_Brief_
Take the material below and write it all out again exactly.

_Data section_
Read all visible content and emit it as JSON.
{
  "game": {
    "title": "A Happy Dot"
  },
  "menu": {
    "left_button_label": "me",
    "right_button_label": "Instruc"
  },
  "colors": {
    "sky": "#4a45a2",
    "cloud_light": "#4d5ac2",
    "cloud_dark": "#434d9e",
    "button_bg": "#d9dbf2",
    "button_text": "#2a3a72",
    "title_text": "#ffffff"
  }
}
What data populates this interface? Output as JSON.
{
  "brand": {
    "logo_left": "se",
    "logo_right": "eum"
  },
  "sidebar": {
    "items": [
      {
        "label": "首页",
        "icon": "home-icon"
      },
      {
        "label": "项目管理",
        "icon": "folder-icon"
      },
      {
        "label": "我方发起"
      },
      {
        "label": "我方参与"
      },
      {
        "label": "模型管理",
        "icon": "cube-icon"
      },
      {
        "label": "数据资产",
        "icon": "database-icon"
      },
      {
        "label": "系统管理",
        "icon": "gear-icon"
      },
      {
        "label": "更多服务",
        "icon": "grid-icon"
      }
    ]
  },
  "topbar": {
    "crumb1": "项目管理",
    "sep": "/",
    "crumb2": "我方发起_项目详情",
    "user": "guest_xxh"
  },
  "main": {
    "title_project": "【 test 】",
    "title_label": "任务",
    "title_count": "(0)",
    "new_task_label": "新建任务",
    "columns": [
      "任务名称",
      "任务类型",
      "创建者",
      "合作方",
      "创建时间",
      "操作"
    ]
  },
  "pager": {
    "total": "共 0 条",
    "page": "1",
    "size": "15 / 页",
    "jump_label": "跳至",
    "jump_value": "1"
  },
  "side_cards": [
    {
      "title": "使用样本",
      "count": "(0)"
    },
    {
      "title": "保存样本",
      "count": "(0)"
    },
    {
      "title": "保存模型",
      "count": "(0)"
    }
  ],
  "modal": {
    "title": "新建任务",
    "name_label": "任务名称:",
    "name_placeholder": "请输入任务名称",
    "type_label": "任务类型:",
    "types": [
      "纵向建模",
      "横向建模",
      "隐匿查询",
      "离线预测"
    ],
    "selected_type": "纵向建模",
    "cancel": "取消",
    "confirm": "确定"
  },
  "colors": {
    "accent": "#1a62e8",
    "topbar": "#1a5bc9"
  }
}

_Output below_
Read all visible content and emit it as JSON.
{
  "game": {
    "title": "A Happy Dot"
  },
  "menu": {
    "left_button_label": "me",
    "right_button_label": "Instruc"
  },
  "colors": {
    "sky": "#4a45a2",
    "cloud_light": "#4d5ac2",
    "cloud_dark": "#434d9e",
    "button_bg": "#d9dbf2",
    "button_text": "#2a3a72",
    "title_text": "#ffffff"
  }
}
What data populates this interface? Output as JSON.
{
  "brand": {
    "logo_left": "se",
    "logo_right": "eum"
  },
  "sidebar": {
    "items": [
      {
        "label": "首页",
        "icon": "home-icon"
      },
      {
        "label": "项目管理",
        "icon": "folder-icon"
      },
      {
        "label": "我方发起"
      },
      {
        "label": "我方参与"
      },
      {
        "label": "模型管理",
        "icon": "cube-icon"
      },
      {
        "label": "数据资产",
        "icon": "database-icon"
      },
      {
        "label": "系统管理",
        "icon": "gear-icon"
      },
      {
        "label": "更多服务",
        "icon": "grid-icon"
      }
    ]
  },
  "topbar": {
    "crumb1": "项目管理",
    "sep": "/",
    "crumb2": "我方发起_项目详情",
    "user": "guest_xxh"
  },
  "main": {
    "title_project": "【 test 】",
    "title_label": "任务",
    "title_count": "(0)",
    "new_task_label": "新建任务",
    "columns": [
      "任务名称",
      "任务类型",
      "创建者",
      "合作方",
      "创建时间",
      "操作"
    ]
  },
  "pager": {
    "total": "共 0 条",
    "page": "1",
    "size": "15 / 页",
    "jump_label": "跳至",
    "jump_value": "1"
  },
  "side_cards": [
    {
      "title": "使用样本",
      "count": "(0)"
    },
    {
      "title": "保存样本",
      "count": "(0)"
    },
    {
      "title": "保存模型",
      "count": "(0)"
    }
  ],
  "modal": {
    "title": "新建任务",
    "name_label": "任务名称:",
    "name_placeholder": "请输入任务名称",
    "type_label": "任务类型:",
    "types": [
      "纵向建模",
      "横向建模",
      "隐匿查询",
      "离线预测"
    ],
    "selected_type": "纵向建模",
    "cancel": "取消",
    "confirm": "确定"
  },
  "colors": {
    "accent": "#1a62e8",
    "topbar": "#1a5bc9"
  }
}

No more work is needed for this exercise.